• REQUEST:
All records are to be retyped faithfully and completely.

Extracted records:
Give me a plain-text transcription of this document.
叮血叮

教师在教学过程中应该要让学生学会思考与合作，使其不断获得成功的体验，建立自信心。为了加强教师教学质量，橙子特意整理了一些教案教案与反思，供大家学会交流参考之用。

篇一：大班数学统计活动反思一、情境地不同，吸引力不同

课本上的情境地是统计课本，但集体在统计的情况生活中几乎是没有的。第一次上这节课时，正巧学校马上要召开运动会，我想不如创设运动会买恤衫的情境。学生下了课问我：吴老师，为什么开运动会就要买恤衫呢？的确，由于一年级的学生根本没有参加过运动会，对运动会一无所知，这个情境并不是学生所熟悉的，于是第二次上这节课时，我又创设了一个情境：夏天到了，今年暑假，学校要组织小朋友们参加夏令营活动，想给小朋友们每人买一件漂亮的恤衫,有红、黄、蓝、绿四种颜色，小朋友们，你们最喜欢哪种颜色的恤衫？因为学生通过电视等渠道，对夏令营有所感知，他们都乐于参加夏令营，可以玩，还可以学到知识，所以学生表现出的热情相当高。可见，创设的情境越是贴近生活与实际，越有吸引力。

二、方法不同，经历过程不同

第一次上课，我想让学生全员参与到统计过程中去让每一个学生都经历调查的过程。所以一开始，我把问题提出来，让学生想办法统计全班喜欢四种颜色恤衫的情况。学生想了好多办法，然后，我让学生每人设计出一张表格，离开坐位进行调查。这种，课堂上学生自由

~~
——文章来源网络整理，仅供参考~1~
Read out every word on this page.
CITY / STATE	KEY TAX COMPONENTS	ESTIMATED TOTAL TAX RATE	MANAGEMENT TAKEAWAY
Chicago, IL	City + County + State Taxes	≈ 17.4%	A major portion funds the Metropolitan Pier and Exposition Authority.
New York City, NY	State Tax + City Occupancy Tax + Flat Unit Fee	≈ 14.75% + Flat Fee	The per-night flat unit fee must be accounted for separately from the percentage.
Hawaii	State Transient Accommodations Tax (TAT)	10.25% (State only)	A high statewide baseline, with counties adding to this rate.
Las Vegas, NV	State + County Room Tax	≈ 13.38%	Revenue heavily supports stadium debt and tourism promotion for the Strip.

• ANSWER IN FULL:
Give me a plain-text transcription of this document.
叮血叮

教师在教学过程中应该要让学生学会思考与合作，使其不断获得成功的体验，建立自信心。为了加强教师教学质量，橙子特意整理了一些教案教案与反思，供大家学会交流参考之用。

篇一：大班数学统计活动反思一、情境地不同，吸引力不同

课本上的情境地是统计课本，但集体在统计的情况生活中几乎是没有的。第一次上这节课时，正巧学校马上要召开运动会，我想不如创设运动会买恤衫的情境。学生下了课问我：吴老师，为什么开运动会就要买恤衫呢？的确，由于一年级的学生根本没有参加过运动会，对运动会一无所知，这个情境并不是学生所熟悉的，于是第二次上这节课时，我又创设了一个情境：夏天到了，今年暑假，学校要组织小朋友们参加夏令营活动，想给小朋友们每人买一件漂亮的恤衫,有红、黄、蓝、绿四种颜色，小朋友们，你们最喜欢哪种颜色的恤衫？因为学生通过电视等渠道，对夏令营有所感知，他们都乐于参加夏令营，可以玩，还可以学到知识，所以学生表现出的热情相当高。可见，创设的情境越是贴近生活与实际，越有吸引力。

二、方法不同，经历过程不同

第一次上课，我想让学生全员参与到统计过程中去让每一个学生都经历调查的过程。所以一开始，我把问题提出来，让学生想办法统计全班喜欢四种颜色恤衫的情况。学生想了好多办法，然后，我让学生每人设计出一张表格，离开坐位进行调查。这种，课堂上学生自由

~~
——文章来源网络整理，仅供参考~1~
Read out every word on this page.
CITY / STATE	KEY TAX COMPONENTS	ESTIMATED TOTAL TAX RATE	MANAGEMENT TAKEAWAY
Chicago, IL	City + County + State Taxes	≈ 17.4%	A major portion funds the Metropolitan Pier and Exposition Authority.
New York City, NY	State Tax + City Occupancy Tax + Flat Unit Fee	≈ 14.75% + Flat Fee	The per-night flat unit fee must be accounted for separately from the percentage.
Hawaii	State Transient Accommodations Tax (TAT)	10.25% (State only)	A high statewide baseline, with counties adding to this rate.
Las Vegas, NV	State + County Room Tax	≈ 13.38%	Revenue heavily supports stadium debt and tourism promotion for the Strip.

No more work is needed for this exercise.